Material for the task:
═══

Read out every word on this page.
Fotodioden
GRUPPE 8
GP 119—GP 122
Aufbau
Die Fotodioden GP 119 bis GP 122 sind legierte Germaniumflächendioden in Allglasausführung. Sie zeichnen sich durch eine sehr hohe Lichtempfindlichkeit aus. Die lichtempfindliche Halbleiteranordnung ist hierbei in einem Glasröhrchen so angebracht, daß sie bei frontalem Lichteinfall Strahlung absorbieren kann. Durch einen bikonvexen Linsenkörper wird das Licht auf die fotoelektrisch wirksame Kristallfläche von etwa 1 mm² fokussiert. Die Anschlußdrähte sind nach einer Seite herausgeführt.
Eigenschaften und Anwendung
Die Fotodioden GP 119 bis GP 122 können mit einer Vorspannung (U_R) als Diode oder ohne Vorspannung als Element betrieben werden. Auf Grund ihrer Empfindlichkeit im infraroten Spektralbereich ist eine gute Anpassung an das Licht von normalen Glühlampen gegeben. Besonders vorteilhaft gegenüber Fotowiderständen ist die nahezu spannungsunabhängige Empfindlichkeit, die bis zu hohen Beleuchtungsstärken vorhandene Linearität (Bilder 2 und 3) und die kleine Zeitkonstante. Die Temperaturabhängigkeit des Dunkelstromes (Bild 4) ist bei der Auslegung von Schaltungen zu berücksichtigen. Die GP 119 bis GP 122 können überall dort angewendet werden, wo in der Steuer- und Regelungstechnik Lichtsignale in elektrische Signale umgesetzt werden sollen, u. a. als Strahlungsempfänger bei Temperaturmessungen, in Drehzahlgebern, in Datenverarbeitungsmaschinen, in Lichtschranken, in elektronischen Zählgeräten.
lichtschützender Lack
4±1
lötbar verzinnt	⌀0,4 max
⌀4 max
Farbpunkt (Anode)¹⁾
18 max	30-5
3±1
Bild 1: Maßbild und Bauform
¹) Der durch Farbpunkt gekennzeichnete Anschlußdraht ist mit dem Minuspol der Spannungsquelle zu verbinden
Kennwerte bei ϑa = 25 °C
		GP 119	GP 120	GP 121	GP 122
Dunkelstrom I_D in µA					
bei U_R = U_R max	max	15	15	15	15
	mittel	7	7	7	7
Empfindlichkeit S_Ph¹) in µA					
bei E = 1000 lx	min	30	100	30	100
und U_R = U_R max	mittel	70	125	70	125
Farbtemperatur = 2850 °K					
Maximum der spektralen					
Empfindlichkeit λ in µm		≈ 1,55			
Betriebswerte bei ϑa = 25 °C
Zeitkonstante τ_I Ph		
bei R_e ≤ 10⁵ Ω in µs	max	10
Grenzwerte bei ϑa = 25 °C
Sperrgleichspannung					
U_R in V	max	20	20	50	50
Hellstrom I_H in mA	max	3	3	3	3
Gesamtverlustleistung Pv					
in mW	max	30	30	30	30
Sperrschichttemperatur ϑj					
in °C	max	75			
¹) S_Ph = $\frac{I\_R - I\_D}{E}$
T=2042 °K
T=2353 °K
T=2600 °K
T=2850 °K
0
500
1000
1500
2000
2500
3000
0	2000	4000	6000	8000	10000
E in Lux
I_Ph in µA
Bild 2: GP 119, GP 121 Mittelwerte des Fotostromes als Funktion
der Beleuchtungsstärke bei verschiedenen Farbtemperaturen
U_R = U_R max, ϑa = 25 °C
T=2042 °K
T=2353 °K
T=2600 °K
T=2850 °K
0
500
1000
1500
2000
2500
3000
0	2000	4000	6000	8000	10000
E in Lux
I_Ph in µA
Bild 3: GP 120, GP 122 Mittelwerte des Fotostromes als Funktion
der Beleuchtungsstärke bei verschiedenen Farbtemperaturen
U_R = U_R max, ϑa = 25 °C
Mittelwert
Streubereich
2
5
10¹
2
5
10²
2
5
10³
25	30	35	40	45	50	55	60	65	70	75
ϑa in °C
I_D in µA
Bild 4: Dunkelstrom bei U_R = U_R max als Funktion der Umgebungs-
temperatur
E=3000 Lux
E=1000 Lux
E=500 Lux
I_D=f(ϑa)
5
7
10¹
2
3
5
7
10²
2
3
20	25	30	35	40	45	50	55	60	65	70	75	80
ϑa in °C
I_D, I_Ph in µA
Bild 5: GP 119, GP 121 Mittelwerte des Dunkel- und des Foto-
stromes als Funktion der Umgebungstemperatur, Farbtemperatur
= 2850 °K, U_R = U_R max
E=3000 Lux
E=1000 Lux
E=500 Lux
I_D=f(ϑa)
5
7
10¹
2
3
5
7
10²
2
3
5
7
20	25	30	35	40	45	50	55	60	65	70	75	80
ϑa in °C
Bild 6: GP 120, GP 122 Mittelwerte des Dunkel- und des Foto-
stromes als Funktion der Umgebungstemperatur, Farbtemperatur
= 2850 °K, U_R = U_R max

═══

Your objective: Transcribe the material exactly as it reads.

Solution:
Read out every word on this page.
Fotodioden
GRUPPE 8
GP 119—GP 122
Aufbau
Die Fotodioden GP 119 bis GP 122 sind legierte Germaniumflächendioden in Allglasausführung. Sie zeichnen sich durch eine sehr hohe Lichtempfindlichkeit aus. Die lichtempfindliche Halbleiteranordnung ist hierbei in einem Glasröhrchen so angebracht, daß sie bei frontalem Lichteinfall Strahlung absorbieren kann. Durch einen bikonvexen Linsenkörper wird das Licht auf die fotoelektrisch wirksame Kristallfläche von etwa 1 mm² fokussiert. Die Anschlußdrähte sind nach einer Seite herausgeführt.
Eigenschaften und Anwendung
Die Fotodioden GP 119 bis GP 122 können mit einer Vorspannung (U_R) als Diode oder ohne Vorspannung als Element betrieben werden. Auf Grund ihrer Empfindlichkeit im infraroten Spektralbereich ist eine gute Anpassung an das Licht von normalen Glühlampen gegeben. Besonders vorteilhaft gegenüber Fotowiderständen ist die nahezu spannungsunabhängige Empfindlichkeit, die bis zu hohen Beleuchtungsstärken vorhandene Linearität (Bilder 2 und 3) und die kleine Zeitkonstante. Die Temperaturabhängigkeit des Dunkelstromes (Bild 4) ist bei der Auslegung von Schaltungen zu berücksichtigen. Die GP 119 bis GP 122 können überall dort angewendet werden, wo in der Steuer- und Regelungstechnik Lichtsignale in elektrische Signale umgesetzt werden sollen, u. a. als Strahlungsempfänger bei Temperaturmessungen, in Drehzahlgebern, in Datenverarbeitungsmaschinen, in Lichtschranken, in elektronischen Zählgeräten.
lichtschützender Lack
4±1
lötbar verzinnt	⌀0,4 max
⌀4 max
Farbpunkt (Anode)¹⁾
18 max	30-5
3±1
Bild 1: Maßbild und Bauform
¹) Der durch Farbpunkt gekennzeichnete Anschlußdraht ist mit dem Minuspol der Spannungsquelle zu verbinden
Kennwerte bei ϑa = 25 °C
		GP 119	GP 120	GP 121	GP 122
Dunkelstrom I_D in µA					
bei U_R = U_R max	max	15	15	15	15
	mittel	7	7	7	7
Empfindlichkeit S_Ph¹) in µA					
bei E = 1000 lx	min	30	100	30	100
und U_R = U_R max	mittel	70	125	70	125
Farbtemperatur = 2850 °K					
Maximum der spektralen					
Empfindlichkeit λ in µm		≈ 1,55			
Betriebswerte bei ϑa = 25 °C
Zeitkonstante τ_I Ph		
bei R_e ≤ 10⁵ Ω in µs	max	10
Grenzwerte bei ϑa = 25 °C
Sperrgleichspannung					
U_R in V	max	20	20	50	50
Hellstrom I_H in mA	max	3	3	3	3
Gesamtverlustleistung Pv					
in mW	max	30	30	30	30
Sperrschichttemperatur ϑj					
in °C	max	75			
¹) S_Ph = $\frac{I\_R - I\_D}{E}$
T=2042 °K
T=2353 °K
T=2600 °K
T=2850 °K
0
500
1000
1500
2000
2500
3000
0	2000	4000	6000	8000	10000
E in Lux
I_Ph in µA
Bild 2: GP 119, GP 121 Mittelwerte des Fotostromes als Funktion
der Beleuchtungsstärke bei verschiedenen Farbtemperaturen
U_R = U_R max, ϑa = 25 °C
T=2042 °K
T=2353 °K
T=2600 °K
T=2850 °K
0
500
1000
1500
2000
2500
3000
0	2000	4000	6000	8000	10000
E in Lux
I_Ph in µA
Bild 3: GP 120, GP 122 Mittelwerte des Fotostromes als Funktion
der Beleuchtungsstärke bei verschiedenen Farbtemperaturen
U_R = U_R max, ϑa = 25 °C
Mittelwert
Streubereich
2
5
10¹
2
5
10²
2
5
10³
25	30	35	40	45	50	55	60	65	70	75
ϑa in °C
I_D in µA
Bild 4: Dunkelstrom bei U_R = U_R max als Funktion der Umgebungs-
temperatur
E=3000 Lux
E=1000 Lux
E=500 Lux
I_D=f(ϑa)
5
7
10¹
2
3
5
7
10²
2
3
20	25	30	35	40	45	50	55	60	65	70	75	80
ϑa in °C
I_D, I_Ph in µA
Bild 5: GP 119, GP 121 Mittelwerte des Dunkel- und des Foto-
stromes als Funktion der Umgebungstemperatur, Farbtemperatur
= 2850 °K, U_R = U_R max
E=3000 Lux
E=1000 Lux
E=500 Lux
I_D=f(ϑa)
5
7
10¹
2
3
5
7
10²
2
3
5
7
20	25	30	35	40	45	50	55	60	65	70	75	80
ϑa in °C
Bild 6: GP 120, GP 122 Mittelwerte des Dunkel- und des Foto-
stromes als Funktion der Umgebungstemperatur, Farbtemperatur
= 2850 °K, U_R = U_R max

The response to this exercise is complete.